* **Exercises**
a. In the odorless smoke thread, what does chris1974 recommend?
b. Please rewrite the odorless smoke thread between "you will still" and "mostly the smell.", inclusive, replacing "one hitter dugout piece" with "one-hitter pipe".
c. Continue the odorless smoke thread from its final line.

══ Selection

# Odorless smoke ways?



## Sampson (Sep 19, 2009)

Hey everyone!!  I was wondering whats a good item I should get that produces hardly any odor of the weed smell.  I like to smoke in my house but others don't like it, and the option of just close your door and open the window won't work due to a lovely K9 cop next door to my house.  So is there anything out there that would help me be able to blaze with no worries?


----------



## HippyInEngland (Sep 19, 2009)

Cook with it 

eace:


----------



## chris1974 (Sep 19, 2009)

Vaporizers are great for that !


----------



## greenfriend (Sep 19, 2009)

buy a can fan/carbon scrubber, or use a vaporizer


----------



## kaotik (Sep 19, 2009)

blow hoots out through dryer fabric softner sheets stuffed inside a papertowel cardboard tube (or toilet paper tube if need be)
decent ghetto solution


----------



## 2Dog (Sep 19, 2009)

blow into a wet towel...did this on a cruise. dont be shocked at the brown in the towel tho..ehhhhhhh make tea?


----------



## Sampson (Sep 19, 2009)

Yea I've heard of the dryer sheets in the paper towel roll before but never gave it a try.


----------



## frankcos (Sep 19, 2009)

Sampson said:
			
		

> Yea I've heard of the dryer sheets in the paper towel roll before but never gave it a try.


you will still be getting smoke off of whatever you are smoking from.purchase a one hitter dugout piece, best way to eliminate smoke that doesn't make it through the dryer sheet.Vaporizer is ideal.


----------



## Sampson (Sep 19, 2009)

Not really worried about smoke it's mostly the smell.


----------



## kasgrow (Sep 19, 2009)

════
══ Entries shown

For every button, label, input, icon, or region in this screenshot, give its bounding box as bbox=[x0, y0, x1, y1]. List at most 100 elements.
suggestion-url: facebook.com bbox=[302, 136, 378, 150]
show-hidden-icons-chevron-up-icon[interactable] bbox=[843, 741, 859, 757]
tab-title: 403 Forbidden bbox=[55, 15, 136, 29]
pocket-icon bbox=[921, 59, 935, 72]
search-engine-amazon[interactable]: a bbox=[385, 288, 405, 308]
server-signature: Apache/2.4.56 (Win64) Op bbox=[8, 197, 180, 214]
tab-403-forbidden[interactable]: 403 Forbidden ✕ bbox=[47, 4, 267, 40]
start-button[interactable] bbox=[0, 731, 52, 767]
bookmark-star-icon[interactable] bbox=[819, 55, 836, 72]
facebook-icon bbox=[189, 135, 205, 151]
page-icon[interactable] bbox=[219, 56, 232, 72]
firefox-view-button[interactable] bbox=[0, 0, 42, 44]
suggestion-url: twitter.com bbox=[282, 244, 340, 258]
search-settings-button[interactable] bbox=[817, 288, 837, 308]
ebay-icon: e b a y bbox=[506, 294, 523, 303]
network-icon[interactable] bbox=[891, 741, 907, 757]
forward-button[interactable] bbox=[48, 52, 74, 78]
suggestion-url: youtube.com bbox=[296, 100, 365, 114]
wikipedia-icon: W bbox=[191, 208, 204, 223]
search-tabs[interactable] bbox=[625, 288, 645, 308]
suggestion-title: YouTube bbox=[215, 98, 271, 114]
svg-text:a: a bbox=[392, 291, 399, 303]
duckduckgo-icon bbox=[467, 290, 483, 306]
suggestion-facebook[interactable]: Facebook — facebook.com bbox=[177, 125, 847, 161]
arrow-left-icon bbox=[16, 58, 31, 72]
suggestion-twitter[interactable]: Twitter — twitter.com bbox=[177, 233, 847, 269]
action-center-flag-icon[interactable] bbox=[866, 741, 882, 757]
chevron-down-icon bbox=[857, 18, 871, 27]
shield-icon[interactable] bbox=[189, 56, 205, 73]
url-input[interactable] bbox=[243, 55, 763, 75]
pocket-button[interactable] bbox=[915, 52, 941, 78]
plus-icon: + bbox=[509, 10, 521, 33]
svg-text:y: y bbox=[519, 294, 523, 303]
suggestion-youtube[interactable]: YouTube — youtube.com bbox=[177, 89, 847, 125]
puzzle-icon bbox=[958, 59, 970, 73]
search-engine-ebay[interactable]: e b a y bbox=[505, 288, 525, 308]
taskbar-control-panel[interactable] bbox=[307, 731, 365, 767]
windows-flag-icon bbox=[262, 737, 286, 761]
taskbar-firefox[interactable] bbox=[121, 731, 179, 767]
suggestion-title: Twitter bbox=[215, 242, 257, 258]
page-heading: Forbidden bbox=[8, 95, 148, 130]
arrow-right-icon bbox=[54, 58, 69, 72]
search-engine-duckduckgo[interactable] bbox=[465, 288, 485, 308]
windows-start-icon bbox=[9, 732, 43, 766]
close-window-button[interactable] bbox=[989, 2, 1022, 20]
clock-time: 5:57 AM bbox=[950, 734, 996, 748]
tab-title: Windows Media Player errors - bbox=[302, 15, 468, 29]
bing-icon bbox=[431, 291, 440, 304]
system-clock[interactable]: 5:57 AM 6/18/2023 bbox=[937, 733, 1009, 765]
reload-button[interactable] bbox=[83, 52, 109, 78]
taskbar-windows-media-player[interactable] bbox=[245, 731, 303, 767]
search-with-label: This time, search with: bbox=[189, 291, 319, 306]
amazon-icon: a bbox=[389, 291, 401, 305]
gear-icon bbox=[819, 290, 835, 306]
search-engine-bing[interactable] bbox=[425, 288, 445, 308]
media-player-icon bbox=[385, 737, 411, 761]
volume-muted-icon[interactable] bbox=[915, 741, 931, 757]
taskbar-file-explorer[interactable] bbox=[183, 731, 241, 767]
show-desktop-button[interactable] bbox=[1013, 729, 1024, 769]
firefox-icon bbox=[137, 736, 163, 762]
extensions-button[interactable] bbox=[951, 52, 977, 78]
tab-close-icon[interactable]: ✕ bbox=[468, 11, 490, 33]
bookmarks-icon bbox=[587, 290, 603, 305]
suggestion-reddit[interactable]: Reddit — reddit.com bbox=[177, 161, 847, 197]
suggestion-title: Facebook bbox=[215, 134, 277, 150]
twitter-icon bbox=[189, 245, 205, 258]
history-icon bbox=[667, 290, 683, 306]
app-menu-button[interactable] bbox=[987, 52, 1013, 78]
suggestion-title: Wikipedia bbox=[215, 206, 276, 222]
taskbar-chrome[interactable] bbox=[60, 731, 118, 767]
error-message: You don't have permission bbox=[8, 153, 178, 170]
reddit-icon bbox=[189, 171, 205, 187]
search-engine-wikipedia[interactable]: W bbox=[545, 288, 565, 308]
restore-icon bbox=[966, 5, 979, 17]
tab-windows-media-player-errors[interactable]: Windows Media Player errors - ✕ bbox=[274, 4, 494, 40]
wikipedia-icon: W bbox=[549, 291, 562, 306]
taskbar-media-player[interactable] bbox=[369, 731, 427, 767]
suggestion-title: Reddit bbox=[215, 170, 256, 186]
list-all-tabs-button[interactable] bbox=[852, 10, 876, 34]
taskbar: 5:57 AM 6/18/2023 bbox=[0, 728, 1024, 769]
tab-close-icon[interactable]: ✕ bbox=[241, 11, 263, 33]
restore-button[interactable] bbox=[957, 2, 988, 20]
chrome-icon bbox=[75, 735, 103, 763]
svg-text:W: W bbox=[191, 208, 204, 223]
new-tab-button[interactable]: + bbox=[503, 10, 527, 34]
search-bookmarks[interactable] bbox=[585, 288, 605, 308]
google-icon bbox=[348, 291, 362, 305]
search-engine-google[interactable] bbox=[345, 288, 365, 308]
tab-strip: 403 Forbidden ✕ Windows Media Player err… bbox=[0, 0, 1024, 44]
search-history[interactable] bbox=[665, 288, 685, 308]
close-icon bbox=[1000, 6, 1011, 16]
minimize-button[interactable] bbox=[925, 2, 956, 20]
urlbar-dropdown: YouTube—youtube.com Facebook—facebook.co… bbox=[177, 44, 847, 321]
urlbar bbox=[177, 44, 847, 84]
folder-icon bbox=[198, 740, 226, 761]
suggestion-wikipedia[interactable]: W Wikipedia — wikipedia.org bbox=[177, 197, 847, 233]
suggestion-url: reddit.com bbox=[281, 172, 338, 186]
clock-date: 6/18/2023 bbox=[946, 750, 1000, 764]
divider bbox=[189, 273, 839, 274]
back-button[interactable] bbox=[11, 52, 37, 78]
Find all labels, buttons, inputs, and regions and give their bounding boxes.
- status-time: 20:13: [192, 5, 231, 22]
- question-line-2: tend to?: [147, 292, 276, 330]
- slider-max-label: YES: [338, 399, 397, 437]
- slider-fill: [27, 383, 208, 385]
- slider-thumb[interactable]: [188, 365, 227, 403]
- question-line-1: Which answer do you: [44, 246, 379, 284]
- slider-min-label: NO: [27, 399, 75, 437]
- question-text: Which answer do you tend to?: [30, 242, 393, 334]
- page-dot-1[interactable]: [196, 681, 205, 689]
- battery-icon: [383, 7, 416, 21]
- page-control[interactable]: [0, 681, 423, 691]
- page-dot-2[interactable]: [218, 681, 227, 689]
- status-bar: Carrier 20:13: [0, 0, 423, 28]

════

* **Outputs for the tasks**
a. Vaporizers.

b.
you will still be getting smoke off of whatever you are smoking from.purchase a one-hitter pipe, best way to eliminate smoke that doesn't make it through the dryer sheet.Vaporizer is ideal.


----------



## Sampson (Sep 19, 2009)

Not really worried about smoke it's mostly the smell.

c.
I use blunt wraps and roll them in a long joint roller. The tobacco that the blunt wraps are made of covers the smell. I find the grape ones work best for me.  I smoke blunts all of the time, even in front of other people and have never had a problem. I drive by cops while smoking them all of the time. I have smoked them while walking through casinos even.


----------



## AcesUp (Sep 19, 2009)

kaotik said:
			
		

> blow hoots out through dryer fabric softner sheets stuffed inside a papertowel cardboard tube (or toilet paper tube if need be)
> decent ghetto solution


 

:yeahthat:


----------



## frankcos (Sep 19, 2009)

Sampson said:
			
		

> Not really worried about smoke it's mostly the smell.


Well the smoke is what makes the smell right ?lol some smoke will always escape your lungs which means it won't make it through  the dryer sheet.Slip your roommates some mj brownies they won't even notice the smell.Honestly I don't think there is anyway to smoke weed and not have it smell like weed after especially if you can't open the window.Things may mask the odor but nothing is going to get rid of it.Good luck bro.


----------



## frankcos (Sep 19, 2009)

kasgrow said:
			
		

> I drive by cops while smoking them all of the time. I have smoked them while walking through casinos even.


you are just asking for trouble.why bother?


----------



## dirtyolsouth (Sep 20, 2009)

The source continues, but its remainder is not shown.